▶ **WHAT YOU HAVE TO DO**
Where the data below has the string "Warren", return the whole line.

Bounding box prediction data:
- - -

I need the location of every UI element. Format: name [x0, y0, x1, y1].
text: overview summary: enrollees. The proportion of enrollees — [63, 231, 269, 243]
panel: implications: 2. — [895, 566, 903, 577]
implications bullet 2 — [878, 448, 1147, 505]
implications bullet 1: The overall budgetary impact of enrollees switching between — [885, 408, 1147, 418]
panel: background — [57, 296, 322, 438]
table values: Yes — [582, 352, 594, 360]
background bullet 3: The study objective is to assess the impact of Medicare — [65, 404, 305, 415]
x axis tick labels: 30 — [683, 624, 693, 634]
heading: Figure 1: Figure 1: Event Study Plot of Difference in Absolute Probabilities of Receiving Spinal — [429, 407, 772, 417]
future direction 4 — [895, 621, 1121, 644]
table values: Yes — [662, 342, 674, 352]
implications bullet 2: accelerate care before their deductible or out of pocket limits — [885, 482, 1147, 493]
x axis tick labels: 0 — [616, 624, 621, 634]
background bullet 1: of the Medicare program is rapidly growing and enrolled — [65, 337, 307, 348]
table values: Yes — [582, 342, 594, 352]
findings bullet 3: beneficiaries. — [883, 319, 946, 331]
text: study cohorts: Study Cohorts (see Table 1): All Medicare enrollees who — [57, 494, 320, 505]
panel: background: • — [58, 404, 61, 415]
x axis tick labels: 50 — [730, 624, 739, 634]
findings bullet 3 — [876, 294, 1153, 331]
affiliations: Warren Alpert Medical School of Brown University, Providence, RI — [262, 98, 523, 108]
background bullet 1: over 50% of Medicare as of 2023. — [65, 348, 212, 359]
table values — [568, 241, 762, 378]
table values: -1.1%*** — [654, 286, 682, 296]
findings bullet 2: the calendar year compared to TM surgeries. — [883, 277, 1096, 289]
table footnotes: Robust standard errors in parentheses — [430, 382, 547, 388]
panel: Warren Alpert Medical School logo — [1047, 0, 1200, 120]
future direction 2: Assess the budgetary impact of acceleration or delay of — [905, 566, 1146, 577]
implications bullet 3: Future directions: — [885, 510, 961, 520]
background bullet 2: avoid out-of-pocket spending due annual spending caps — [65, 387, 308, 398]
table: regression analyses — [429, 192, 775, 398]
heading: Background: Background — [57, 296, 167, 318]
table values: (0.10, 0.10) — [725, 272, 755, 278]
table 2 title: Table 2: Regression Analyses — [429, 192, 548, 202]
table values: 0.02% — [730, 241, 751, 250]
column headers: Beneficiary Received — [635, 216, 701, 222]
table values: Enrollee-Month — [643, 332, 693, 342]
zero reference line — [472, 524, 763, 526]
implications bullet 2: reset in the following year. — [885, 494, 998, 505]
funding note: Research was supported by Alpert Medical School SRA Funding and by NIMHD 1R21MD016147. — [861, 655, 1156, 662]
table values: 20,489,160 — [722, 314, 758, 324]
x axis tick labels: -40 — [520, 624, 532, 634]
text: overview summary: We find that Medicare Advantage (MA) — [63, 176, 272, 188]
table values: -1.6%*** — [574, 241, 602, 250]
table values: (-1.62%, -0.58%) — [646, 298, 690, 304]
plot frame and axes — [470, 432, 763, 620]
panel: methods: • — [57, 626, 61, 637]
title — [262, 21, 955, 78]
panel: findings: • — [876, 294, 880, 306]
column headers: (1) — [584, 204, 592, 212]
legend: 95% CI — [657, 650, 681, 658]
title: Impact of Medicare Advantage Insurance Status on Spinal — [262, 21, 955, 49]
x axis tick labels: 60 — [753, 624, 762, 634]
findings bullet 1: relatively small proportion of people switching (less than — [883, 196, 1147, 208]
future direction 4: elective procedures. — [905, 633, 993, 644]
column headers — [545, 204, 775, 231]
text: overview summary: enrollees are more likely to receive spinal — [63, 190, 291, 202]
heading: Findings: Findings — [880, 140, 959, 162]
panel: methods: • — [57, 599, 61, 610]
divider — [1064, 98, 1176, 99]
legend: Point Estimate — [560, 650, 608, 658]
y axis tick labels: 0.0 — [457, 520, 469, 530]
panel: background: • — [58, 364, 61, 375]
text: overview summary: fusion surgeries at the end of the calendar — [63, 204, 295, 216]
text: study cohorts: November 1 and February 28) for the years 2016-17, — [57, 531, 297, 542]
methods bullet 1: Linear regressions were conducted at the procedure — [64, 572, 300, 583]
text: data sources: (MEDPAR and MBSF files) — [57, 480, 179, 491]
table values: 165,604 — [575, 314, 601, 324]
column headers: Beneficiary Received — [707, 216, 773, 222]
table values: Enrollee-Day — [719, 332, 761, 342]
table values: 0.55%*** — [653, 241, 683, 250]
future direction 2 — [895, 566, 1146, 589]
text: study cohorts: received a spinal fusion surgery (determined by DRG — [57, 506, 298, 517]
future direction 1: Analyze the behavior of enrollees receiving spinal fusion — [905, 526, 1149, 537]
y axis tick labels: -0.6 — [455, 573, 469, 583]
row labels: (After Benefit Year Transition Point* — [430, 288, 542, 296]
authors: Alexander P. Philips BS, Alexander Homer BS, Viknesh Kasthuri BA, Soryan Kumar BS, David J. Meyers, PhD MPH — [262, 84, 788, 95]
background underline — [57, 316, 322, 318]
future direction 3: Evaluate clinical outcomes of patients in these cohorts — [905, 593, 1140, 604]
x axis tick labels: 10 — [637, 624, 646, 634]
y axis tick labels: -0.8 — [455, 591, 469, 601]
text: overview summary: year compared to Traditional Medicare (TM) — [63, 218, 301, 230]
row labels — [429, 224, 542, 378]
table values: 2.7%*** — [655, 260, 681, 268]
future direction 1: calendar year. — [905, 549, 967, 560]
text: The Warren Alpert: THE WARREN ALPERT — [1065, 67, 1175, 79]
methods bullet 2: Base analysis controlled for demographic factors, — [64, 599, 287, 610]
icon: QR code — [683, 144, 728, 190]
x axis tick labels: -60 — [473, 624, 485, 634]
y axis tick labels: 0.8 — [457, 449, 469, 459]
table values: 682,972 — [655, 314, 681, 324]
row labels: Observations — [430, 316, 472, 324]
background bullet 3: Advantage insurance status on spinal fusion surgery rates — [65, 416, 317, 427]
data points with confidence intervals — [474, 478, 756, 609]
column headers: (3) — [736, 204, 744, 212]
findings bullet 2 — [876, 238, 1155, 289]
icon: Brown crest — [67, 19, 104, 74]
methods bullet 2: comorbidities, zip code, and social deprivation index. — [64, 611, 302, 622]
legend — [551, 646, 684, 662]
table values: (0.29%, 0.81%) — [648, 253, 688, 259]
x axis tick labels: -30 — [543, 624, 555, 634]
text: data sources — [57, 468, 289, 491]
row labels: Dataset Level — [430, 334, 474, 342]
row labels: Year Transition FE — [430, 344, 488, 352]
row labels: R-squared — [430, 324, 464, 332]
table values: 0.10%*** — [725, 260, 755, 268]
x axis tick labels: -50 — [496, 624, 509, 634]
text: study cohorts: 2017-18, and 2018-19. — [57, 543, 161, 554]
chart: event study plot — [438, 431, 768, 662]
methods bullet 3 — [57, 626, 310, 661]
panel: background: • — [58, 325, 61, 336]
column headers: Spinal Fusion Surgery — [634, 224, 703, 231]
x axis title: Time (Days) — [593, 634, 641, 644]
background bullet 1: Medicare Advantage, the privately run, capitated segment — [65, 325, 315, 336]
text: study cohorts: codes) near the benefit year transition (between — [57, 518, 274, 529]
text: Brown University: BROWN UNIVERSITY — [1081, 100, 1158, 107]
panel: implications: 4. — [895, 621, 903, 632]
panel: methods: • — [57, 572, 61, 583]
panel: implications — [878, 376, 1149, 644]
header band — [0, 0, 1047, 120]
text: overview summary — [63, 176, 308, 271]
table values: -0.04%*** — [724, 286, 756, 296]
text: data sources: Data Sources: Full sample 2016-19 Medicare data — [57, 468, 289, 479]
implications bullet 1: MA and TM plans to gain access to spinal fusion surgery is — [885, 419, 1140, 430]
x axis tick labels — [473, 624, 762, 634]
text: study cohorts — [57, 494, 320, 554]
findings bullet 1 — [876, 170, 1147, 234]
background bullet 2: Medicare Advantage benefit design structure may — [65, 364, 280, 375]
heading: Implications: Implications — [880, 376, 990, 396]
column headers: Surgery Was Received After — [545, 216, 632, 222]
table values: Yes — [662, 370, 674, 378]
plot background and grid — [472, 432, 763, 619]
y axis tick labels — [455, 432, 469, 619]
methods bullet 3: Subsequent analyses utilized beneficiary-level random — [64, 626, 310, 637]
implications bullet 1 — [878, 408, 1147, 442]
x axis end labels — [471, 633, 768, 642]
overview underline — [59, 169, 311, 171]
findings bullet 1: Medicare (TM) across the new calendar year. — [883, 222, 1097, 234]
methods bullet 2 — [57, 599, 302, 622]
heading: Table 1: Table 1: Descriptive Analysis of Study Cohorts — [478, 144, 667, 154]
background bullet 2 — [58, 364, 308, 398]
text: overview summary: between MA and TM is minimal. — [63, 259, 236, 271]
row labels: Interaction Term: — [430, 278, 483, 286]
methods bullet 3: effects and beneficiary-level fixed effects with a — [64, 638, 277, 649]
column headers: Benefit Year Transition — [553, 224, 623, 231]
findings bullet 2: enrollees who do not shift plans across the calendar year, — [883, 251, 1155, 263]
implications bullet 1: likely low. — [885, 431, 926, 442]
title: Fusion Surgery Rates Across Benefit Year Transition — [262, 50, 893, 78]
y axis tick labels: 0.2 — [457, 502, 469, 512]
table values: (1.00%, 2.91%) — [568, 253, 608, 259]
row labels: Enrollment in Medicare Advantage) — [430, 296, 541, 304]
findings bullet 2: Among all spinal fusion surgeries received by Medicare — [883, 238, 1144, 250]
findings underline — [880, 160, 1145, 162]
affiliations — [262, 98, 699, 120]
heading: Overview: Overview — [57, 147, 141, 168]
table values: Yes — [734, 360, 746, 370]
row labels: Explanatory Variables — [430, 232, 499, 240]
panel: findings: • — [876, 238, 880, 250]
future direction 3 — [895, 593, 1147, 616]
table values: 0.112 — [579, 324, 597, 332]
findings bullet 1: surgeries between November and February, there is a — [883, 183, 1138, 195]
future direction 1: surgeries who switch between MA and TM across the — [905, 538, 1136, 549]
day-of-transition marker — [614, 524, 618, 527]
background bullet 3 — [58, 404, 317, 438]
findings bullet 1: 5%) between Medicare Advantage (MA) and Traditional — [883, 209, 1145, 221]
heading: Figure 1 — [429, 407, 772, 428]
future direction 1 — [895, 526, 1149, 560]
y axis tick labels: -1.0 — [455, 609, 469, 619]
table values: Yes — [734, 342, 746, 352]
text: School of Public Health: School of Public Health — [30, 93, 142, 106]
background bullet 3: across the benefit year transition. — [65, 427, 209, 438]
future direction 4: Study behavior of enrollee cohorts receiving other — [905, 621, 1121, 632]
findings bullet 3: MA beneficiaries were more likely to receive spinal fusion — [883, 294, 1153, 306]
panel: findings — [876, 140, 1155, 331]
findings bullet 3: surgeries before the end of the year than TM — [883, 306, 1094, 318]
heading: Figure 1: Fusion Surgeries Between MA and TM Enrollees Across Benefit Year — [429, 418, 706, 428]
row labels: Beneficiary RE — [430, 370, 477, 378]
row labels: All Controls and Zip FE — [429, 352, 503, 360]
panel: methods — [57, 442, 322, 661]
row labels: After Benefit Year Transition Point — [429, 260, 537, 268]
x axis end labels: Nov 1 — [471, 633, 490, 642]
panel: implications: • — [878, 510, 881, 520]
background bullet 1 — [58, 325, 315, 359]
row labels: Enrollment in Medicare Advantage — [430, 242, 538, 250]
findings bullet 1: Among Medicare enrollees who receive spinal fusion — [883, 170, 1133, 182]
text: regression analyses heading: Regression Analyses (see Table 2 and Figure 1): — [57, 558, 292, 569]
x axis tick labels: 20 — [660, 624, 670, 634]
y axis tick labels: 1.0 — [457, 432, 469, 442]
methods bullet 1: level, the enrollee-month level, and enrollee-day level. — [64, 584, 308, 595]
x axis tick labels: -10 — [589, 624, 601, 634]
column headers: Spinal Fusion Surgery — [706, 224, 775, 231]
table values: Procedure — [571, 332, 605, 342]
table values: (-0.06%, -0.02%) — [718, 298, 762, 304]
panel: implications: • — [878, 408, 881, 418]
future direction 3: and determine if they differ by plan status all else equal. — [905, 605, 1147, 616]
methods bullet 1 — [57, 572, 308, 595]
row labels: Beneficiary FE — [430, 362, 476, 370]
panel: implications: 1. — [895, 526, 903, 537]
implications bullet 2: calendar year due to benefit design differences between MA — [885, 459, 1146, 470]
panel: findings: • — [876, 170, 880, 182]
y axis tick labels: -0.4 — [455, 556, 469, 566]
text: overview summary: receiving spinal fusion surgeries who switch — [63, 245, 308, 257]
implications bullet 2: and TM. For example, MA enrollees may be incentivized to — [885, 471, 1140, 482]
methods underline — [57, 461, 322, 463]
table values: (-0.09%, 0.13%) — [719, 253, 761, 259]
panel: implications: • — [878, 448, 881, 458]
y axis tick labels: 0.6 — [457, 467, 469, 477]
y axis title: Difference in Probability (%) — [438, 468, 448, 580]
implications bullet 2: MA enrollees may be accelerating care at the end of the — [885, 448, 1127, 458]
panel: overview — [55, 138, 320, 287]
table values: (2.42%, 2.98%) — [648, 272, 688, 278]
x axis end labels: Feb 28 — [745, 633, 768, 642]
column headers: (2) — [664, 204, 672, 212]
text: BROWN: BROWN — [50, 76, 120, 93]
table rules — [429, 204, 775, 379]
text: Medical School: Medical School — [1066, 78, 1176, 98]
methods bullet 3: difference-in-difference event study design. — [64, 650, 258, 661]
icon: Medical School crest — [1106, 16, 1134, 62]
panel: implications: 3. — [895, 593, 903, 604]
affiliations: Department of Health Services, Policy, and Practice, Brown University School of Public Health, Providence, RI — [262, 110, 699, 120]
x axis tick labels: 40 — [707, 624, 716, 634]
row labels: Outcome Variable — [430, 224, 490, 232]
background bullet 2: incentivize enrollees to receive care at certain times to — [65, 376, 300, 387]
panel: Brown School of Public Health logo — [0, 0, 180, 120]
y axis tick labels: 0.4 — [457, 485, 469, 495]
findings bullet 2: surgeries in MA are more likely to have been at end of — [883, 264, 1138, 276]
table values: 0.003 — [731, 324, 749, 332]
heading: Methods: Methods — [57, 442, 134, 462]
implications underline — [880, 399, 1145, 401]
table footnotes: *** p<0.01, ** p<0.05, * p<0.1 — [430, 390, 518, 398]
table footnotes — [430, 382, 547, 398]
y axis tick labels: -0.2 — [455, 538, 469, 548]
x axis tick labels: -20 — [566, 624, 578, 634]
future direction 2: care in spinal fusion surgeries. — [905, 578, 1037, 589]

- - -

▶ **SOLUTION FOR THIS EXERCISE**
affiliations: Warren Alpert Medical School of Brown University, Providence, RI — [262, 98, 523, 108]
panel: Warren Alpert Medical School logo — [1047, 0, 1200, 120]
text: The Warren Alpert: THE WARREN ALPERT — [1065, 67, 1175, 79]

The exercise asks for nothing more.